_Brano_
★ ★ ★ ★

TERRE DELL’ETNA: IL VULCANO, LA PASSIONE, IL VINO
La produzione ed il commercio del vino DOC sono stati alla base del progresso economico e sociale nell’area etnea dal 700 e fino all’inizio del 900, periodo in cui la vitivinicoltura ne ha caratterizzato fortemente l’evoluzione, condizionando investimenti, scelte, architettura, attività umane, artigianato, trasporti. I grandi viaggiatori dell’ 800 descrivono questo territorio come un vero giardino mediterraneo, dove il vigneto ricopriva tutto il territorio, dalla costa alla collina.
Le case padronali ed i palmenti, nati in quel periodo, hanno caratterizzato e caratterizzano ancora oggi la campagna etnea; il progressivo recupero e gli investimenti consistenti dell’ultimo decennio stanno restituendo al territorio innumerevoli manufatti: cantine, terrazzamenti, muri a secco, rasule, mirabili esempi di tecniche costruttive solo apparentemente superate dalle moderne tecnologie ma sempre attuali nel paesaggio etneo, ridando vita e ripopolando la campagna di contadini, potatori, ciurme: la vite sta tornando prepotentemente ad occupare i territori etnei, dopo un lungo periodo (particolarmente dal secondo dopoguerra) in cui molti vigneti sono stati abbandonati da proprietari e borghesi che man mano si trasferivano verso le città o spostavano i loro interessi verso attività significativamente più produttive.
Oggi nuovi fattori socio-culturali favoriscono la ripresa e le risorse finanziarie messe a disposizione dalle politiche territoriali contribuiscono ad un complessivo processo di ripresa di tutto il settore, dalla coltivazione, alla trasformazione alla commercializzazione, nel segno di alta qualità oramai riconosciuta a tutti i livelli.

★ ★ ★ ★

_Materiale di studio_
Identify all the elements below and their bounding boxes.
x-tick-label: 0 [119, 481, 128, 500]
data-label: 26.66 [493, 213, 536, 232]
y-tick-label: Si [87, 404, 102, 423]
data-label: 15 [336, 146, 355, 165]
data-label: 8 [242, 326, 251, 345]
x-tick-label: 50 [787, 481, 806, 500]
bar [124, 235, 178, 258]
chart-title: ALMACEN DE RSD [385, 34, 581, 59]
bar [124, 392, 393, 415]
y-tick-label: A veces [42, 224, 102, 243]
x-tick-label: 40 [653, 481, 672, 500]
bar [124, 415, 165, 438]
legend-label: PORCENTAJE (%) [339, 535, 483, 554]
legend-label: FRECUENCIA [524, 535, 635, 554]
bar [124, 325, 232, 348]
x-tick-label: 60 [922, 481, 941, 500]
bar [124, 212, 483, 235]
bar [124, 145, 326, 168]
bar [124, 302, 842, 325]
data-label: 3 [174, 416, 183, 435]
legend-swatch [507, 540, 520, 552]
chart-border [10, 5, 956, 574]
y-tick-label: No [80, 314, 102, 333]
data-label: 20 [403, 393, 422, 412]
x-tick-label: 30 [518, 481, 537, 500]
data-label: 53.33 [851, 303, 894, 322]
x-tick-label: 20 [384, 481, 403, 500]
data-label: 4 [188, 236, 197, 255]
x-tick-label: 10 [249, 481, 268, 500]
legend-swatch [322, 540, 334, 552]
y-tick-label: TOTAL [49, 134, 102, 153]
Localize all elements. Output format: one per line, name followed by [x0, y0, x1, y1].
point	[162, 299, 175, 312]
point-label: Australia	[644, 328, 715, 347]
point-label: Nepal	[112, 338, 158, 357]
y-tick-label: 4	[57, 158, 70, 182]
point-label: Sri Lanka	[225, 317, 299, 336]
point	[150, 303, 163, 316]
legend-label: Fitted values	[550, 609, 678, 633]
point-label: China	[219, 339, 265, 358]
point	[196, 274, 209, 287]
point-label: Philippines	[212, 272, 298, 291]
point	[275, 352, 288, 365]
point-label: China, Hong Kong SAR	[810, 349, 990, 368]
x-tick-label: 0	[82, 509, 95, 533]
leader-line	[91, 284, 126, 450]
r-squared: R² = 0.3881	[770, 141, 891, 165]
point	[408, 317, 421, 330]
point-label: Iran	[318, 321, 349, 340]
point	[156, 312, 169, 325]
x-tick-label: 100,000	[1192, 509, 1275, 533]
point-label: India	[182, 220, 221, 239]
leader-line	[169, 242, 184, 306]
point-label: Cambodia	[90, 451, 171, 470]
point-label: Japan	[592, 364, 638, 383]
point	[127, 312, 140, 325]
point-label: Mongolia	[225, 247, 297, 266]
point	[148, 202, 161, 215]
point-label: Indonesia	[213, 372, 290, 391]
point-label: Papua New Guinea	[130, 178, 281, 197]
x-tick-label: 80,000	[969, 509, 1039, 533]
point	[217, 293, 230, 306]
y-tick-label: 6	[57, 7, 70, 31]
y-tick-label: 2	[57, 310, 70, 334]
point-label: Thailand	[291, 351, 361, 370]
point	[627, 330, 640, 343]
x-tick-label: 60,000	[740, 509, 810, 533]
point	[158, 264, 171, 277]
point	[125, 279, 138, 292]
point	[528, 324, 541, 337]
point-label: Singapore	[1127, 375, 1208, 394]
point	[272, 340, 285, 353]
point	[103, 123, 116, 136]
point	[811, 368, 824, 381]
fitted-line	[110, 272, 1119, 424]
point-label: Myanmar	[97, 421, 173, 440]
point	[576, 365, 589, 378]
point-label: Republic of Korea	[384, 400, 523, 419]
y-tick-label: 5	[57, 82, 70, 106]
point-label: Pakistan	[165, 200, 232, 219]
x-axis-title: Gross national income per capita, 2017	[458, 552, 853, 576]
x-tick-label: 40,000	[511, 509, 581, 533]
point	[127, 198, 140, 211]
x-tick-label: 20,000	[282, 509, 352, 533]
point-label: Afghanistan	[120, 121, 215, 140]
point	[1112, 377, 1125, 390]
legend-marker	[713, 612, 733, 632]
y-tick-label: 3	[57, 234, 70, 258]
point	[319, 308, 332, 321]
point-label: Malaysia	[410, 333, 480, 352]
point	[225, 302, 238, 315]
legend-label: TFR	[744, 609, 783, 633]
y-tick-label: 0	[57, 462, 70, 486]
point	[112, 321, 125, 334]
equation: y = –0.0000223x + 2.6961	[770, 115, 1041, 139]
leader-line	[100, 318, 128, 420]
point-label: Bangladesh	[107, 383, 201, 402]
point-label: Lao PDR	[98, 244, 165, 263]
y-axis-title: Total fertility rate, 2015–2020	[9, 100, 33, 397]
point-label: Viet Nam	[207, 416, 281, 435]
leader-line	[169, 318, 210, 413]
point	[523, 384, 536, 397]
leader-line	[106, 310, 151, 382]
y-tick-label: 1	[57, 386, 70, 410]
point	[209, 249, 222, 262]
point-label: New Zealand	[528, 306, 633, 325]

★ ★ ★ ★

_Esercizi proposti_
(A) Riporta senza modifiche la parte del brano sulle terre dell'Etna che comincia con le parole "Oggi nuovi fattori" e termina dopo le parole "tutti i livelli.".
(B) Elenca tutti i manufatti che, secondo il brano sulle terre dell'Etna, il recupero dell'ultimo decennio sta restituendo al territorio.

_Soluzioni degli esercizi_
(A)
Oggi nuovi fattori socio-culturali favoriscono la ripresa e le risorse finanziarie messe a disposizione dalle politiche territoriali contribuiscono ad un complessivo processo di ripresa di tutto il settore, dalla coltivazione, alla trasformazione alla commercializzazione, nel segno di alta qualità oramai riconosciuta a tutti i livelli.

(B) cantine, terrazzamenti, muri a secco, rasule